## Problem
Check each line for the word "legend" and report how many have it. Give nothing else.

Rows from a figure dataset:
** Start **
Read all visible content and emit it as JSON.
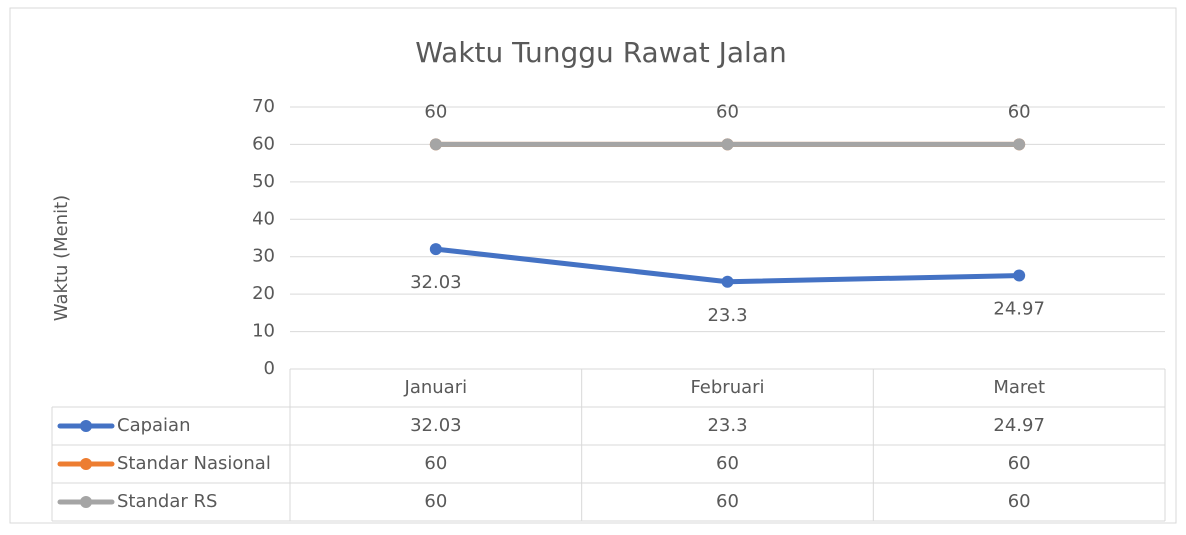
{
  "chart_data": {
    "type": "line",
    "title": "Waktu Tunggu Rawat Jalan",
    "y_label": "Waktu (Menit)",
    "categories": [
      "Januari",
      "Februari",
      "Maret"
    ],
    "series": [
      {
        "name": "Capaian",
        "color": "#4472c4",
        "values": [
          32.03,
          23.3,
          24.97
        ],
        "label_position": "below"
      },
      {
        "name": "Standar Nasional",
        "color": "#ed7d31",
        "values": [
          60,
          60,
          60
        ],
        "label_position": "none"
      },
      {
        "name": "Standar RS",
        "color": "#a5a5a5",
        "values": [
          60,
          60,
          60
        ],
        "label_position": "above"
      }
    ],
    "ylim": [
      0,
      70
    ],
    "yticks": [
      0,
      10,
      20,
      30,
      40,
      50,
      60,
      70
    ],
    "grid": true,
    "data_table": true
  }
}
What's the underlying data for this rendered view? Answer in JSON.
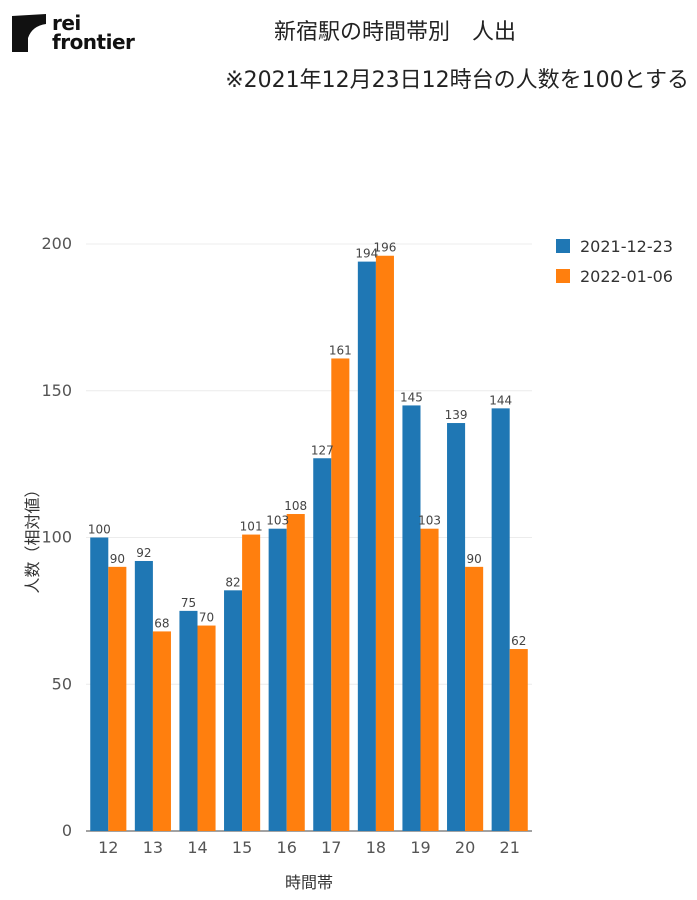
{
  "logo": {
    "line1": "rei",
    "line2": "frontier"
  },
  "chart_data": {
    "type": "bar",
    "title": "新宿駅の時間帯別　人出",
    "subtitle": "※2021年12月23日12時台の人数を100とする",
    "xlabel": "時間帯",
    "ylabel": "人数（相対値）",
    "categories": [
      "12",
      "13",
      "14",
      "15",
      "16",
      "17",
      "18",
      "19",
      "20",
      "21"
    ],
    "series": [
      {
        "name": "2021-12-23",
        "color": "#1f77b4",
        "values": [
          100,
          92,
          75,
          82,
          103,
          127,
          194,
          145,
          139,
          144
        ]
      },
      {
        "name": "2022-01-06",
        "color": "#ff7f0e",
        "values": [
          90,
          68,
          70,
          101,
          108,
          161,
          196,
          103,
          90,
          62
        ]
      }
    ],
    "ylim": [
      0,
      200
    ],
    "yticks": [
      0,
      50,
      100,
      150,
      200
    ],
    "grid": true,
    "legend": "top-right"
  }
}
** End **
** Start **
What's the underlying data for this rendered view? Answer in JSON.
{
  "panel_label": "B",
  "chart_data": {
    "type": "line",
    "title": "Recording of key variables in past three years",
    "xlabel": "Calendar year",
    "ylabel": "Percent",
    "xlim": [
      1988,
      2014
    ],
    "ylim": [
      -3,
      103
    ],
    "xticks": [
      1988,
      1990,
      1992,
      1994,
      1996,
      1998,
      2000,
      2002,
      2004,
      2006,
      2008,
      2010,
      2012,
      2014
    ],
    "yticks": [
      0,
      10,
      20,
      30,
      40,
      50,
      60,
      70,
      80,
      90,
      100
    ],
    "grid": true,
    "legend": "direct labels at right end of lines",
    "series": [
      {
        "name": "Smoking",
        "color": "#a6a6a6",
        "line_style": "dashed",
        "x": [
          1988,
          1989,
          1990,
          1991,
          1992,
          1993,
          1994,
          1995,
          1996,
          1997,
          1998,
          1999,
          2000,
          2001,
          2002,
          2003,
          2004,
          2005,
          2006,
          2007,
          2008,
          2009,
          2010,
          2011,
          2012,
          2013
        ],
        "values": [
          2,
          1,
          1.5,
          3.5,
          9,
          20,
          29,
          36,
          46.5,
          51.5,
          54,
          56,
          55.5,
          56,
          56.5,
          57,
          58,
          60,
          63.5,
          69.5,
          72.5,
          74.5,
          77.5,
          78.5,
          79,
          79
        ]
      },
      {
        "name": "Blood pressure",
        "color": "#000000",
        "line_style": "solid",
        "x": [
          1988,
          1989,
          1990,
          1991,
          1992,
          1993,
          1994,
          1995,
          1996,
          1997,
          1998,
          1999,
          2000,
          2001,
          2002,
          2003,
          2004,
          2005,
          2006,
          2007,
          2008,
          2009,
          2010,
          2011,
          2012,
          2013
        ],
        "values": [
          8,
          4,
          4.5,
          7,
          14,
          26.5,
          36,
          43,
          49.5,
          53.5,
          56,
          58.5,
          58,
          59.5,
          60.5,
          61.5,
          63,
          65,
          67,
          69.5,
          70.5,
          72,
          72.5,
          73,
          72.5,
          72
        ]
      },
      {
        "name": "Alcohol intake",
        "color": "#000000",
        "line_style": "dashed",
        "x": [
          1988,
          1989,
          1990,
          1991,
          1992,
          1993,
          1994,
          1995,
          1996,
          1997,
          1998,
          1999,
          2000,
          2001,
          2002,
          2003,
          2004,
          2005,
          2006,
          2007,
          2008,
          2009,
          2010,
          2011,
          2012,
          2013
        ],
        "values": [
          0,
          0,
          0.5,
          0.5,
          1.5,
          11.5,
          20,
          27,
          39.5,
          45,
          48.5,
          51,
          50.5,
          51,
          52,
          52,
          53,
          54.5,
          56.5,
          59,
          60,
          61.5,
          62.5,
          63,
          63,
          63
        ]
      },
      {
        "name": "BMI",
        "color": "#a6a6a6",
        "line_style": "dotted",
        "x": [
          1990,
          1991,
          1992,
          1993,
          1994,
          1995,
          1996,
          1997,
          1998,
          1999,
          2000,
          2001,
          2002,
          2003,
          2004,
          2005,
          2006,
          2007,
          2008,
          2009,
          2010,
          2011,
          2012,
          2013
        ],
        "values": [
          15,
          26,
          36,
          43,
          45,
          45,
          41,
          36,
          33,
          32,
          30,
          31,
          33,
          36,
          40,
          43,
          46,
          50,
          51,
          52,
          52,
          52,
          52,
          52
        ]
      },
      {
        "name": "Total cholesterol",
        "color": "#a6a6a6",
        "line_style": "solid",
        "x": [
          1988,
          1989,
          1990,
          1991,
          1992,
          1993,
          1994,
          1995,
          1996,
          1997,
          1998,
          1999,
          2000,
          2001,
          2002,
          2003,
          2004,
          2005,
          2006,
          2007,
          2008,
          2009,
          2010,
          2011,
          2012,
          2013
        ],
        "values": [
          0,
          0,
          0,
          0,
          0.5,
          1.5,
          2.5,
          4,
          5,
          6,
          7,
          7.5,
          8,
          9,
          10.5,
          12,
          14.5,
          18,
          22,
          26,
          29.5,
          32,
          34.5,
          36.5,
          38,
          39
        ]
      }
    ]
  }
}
** End **
** Start **
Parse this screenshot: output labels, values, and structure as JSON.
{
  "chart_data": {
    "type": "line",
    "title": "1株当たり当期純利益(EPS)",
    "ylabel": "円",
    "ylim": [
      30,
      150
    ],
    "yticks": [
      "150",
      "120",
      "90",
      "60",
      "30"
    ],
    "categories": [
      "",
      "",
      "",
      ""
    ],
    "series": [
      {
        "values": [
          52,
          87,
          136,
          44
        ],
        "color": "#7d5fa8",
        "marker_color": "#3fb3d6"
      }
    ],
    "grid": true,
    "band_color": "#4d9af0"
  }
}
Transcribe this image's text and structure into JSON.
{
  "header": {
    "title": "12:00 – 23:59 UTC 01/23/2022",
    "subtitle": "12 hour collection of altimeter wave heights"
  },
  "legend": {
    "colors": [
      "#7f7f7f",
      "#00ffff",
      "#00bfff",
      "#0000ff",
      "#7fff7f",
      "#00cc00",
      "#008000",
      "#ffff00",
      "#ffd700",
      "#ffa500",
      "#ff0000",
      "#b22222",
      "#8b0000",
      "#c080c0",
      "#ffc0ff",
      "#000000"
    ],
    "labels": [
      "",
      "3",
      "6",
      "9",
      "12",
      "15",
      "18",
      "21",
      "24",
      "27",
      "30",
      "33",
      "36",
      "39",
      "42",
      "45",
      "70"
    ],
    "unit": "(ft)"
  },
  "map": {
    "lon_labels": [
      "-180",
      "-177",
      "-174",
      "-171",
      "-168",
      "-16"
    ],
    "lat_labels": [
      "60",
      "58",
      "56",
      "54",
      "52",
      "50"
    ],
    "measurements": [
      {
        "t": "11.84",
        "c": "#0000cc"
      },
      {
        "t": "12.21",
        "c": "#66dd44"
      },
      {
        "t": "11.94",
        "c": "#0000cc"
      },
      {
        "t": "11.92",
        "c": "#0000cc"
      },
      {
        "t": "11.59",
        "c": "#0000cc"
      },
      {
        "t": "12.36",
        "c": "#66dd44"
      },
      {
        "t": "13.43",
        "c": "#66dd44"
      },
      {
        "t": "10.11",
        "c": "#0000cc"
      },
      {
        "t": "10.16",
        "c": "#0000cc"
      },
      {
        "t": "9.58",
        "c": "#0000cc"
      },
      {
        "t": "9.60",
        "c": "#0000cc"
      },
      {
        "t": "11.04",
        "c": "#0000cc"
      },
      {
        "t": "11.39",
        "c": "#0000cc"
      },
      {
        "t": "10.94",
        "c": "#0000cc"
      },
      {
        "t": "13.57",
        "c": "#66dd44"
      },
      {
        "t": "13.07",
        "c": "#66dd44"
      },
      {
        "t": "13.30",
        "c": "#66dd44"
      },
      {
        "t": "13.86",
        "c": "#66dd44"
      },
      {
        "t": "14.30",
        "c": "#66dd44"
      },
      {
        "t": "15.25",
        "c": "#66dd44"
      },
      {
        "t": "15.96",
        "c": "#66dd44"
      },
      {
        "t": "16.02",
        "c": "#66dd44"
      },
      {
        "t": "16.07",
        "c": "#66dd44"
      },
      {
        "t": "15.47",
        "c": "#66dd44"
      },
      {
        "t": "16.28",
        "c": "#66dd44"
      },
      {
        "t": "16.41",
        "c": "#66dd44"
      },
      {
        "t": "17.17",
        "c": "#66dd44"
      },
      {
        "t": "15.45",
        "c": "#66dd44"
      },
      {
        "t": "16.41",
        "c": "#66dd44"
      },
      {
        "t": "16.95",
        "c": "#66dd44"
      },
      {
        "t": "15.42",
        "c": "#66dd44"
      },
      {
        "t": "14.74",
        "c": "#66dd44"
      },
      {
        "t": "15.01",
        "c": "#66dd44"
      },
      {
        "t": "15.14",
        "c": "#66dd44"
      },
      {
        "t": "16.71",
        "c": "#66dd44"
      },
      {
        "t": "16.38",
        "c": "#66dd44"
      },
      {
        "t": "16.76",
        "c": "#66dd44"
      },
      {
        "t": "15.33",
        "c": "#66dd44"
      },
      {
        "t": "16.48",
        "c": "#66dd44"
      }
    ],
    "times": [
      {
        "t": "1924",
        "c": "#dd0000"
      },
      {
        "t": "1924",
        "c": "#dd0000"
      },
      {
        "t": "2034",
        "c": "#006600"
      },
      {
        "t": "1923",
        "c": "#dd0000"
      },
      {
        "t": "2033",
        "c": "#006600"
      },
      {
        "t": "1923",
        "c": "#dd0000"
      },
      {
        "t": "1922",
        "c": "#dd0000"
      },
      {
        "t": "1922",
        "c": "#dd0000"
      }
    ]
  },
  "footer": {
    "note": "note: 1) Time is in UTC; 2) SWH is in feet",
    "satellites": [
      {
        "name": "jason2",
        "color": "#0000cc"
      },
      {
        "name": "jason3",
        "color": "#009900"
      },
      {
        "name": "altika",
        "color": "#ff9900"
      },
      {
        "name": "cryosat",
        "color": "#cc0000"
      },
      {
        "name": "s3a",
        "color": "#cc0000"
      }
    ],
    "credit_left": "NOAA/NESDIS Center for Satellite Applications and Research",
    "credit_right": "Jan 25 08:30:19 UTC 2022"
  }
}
** End **
## Answer for the task
3